### Written request
Omit the pictures, then write out every entry exactly as it reads.

— begin Task data —

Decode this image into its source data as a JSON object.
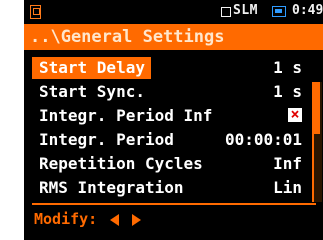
{
  "status_bar": {
    "mode": "SLM",
    "time": "0:49",
    "icons": [
      "menu-icon",
      "mode-indicator-icon",
      "battery-icon"
    ]
  },
  "header": {
    "title": "..\\General Settings"
  },
  "settings": {
    "items": [
      {
        "label": "Start Delay",
        "value": "1 s",
        "selected": true
      },
      {
        "label": "Start Sync.",
        "value": "1 s"
      },
      {
        "label": "Integr. Period Inf",
        "value": "×"
      },
      {
        "label": "Integr. Period",
        "value": "00:00:01"
      },
      {
        "label": "Repetition Cycles",
        "value": "Inf"
      },
      {
        "label": "RMS Integration",
        "value": "Lin"
      }
    ]
  },
  "footer": {
    "hint": "Modify:"
  },
  "colors": {
    "accent": "#ff6a00",
    "background": "#000000",
    "text": "#ffffff",
    "battery": "#2e9bff",
    "checkbox_x": "#e00000"
  }
}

— end Task data —

### Result
Decode this image into its source data as a JSON object.
{
  "status_bar": {
    "mode": "SLM",
    "time": "0:49",
    "icons": [
      "menu-icon",
      "mode-indicator-icon",
      "battery-icon"
    ]
  },
  "header": {
    "title": "..\\General Settings"
  },
  "settings": {
    "items": [
      {
        "label": "Start Delay",
        "value": "1 s",
        "selected": true
      },
      {
        "label": "Start Sync.",
        "value": "1 s"
      },
      {
        "label": "Integr. Period Inf",
        "value": "×"
      },
      {
        "label": "Integr. Period",
        "value": "00:00:01"
      },
      {
        "label": "Repetition Cycles",
        "value": "Inf"
      },
      {
        "label": "RMS Integration",
        "value": "Lin"
      }
    ]
  },
  "footer": {
    "hint": "Modify:"
  },
  "colors": {
    "accent": "#ff6a00",
    "background": "#000000",
    "text": "#ffffff",
    "battery": "#2e9bff",
    "checkbox_x": "#e00000"
  }
}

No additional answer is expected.